抜粋:
___

ピアノ歴20年以上のWEBライターです。コンクールや受験、さらにピアノ指導経験を活かした記事作成を行っています。
目次
- そもそもソナタとは?
- ソナタには形式があるって知ってた?
- ソナタとソナチネの違いは?
- ソナチネの有名な作曲家や楽曲
- クレメンティ『ソナチネ』
- カバレフスキー『ソナチネ』
- ラヴェル『ソナチネ』
- 【モーツァルト・ベートーヴェン】ソナタの名曲は?
- 【一覧表】モーツァルト・ベートーヴェンのソナタは全何作?
- モーツァルトの有名なソナタ5曲をご紹介
- ピアノソナタ第11番イ長調K.331「トルコ行進曲」

___

提供資料:
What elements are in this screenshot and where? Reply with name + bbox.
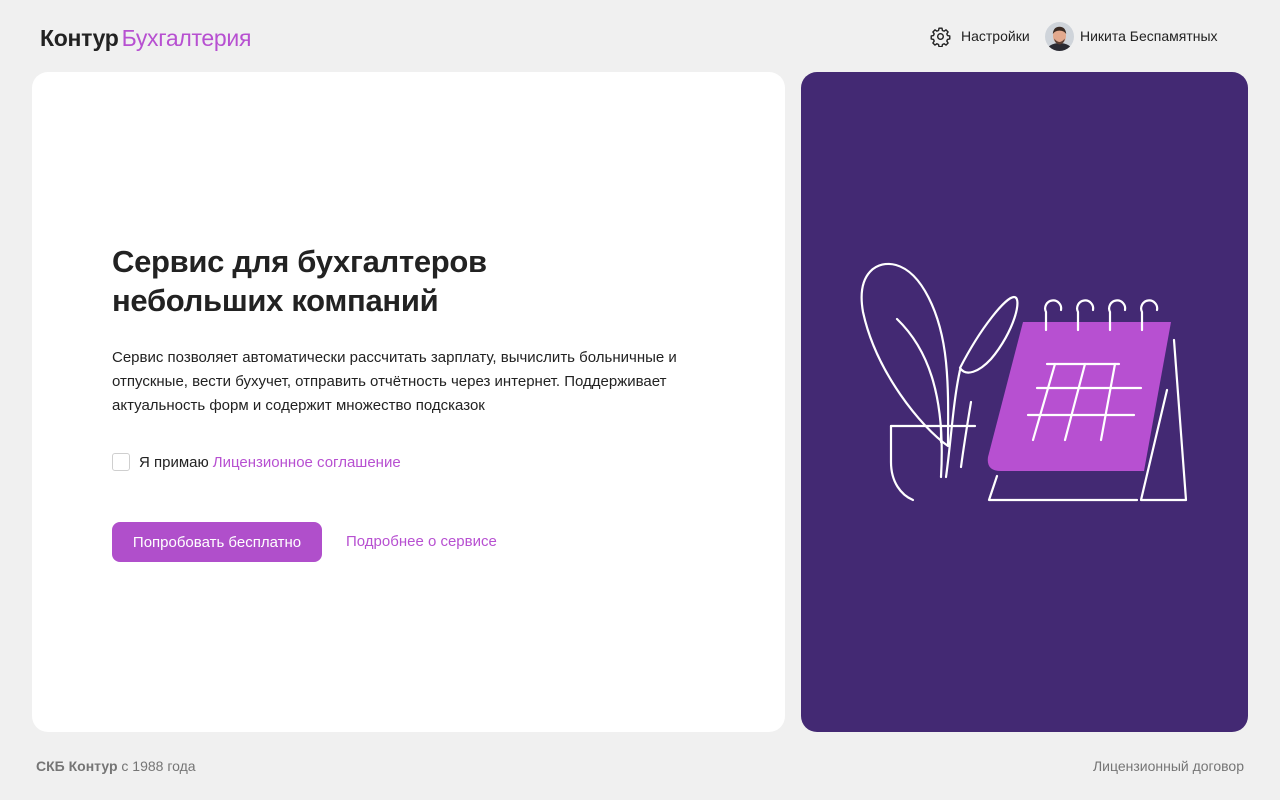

___

記述課題: ソナタについての抜粋から、「- ソナタには形式があるって知ってた?」から「- ピアノソナタ第11番イ長調K.331「トルコ行進曲」」までをすべて、一字も変えずに抜き出してください。

本課題の解答:
- ソナタには形式があるって知ってた?
- ソナタとソナチネの違いは?
- ソナチネの有名な作曲家や楽曲
- クレメンティ『ソナチネ』
- カバレフスキー『ソナチネ』
- ラヴェル『ソナチネ』
- 【モーツァルト・ベートーヴェン】ソナタの名曲は?
- 【一覧表】モーツァルト・ベートーヴェンのソナタは全何作?
- モーツァルトの有名なソナタ5曲をご紹介
- ピアノソナタ第11番イ長調K.331「トルコ行進曲」